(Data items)
┌────────

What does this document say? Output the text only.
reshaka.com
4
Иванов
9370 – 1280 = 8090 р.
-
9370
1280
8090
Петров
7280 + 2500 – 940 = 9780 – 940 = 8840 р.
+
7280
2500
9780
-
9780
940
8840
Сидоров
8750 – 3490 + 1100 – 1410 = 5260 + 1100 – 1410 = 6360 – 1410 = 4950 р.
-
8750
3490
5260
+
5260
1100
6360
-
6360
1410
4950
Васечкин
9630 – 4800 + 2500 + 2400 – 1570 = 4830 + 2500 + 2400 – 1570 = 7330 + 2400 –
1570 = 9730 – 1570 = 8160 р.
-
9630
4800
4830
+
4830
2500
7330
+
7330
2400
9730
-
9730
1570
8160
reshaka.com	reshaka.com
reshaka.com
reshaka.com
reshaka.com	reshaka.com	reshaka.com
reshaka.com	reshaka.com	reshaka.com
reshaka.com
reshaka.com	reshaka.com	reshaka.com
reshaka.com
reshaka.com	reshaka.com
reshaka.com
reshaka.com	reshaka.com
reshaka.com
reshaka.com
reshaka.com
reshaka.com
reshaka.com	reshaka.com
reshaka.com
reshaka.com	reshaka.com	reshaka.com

└────────

* Task details
Write out the full listing exactly as given.

* Correct output
What does this document say? Output the text only.
reshaka.com
4
Иванов
9370 – 1280 = 8090 р.
-
9370
1280
8090
Петров
7280 + 2500 – 940 = 9780 – 940 = 8840 р.
+
7280
2500
9780
-
9780
940
8840
Сидоров
8750 – 3490 + 1100 – 1410 = 5260 + 1100 – 1410 = 6360 – 1410 = 4950 р.
-
8750
3490
5260
+
5260
1100
6360
-
6360
1410
4950
Васечкин
9630 – 4800 + 2500 + 2400 – 1570 = 4830 + 2500 + 2400 – 1570 = 7330 + 2400 –
1570 = 9730 – 1570 = 8160 р.
-
9630
4800
4830
+
4830
2500
7330
+
7330
2400
9730
-
9730
1570
8160
reshaka.com	reshaka.com
reshaka.com
reshaka.com
reshaka.com	reshaka.com	reshaka.com
reshaka.com	reshaka.com	reshaka.com
reshaka.com
reshaka.com	reshaka.com	reshaka.com
reshaka.com
reshaka.com	reshaka.com
reshaka.com
reshaka.com	reshaka.com
reshaka.com
reshaka.com
reshaka.com
reshaka.com
reshaka.com	reshaka.com
reshaka.com
reshaka.com	reshaka.com	reshaka.com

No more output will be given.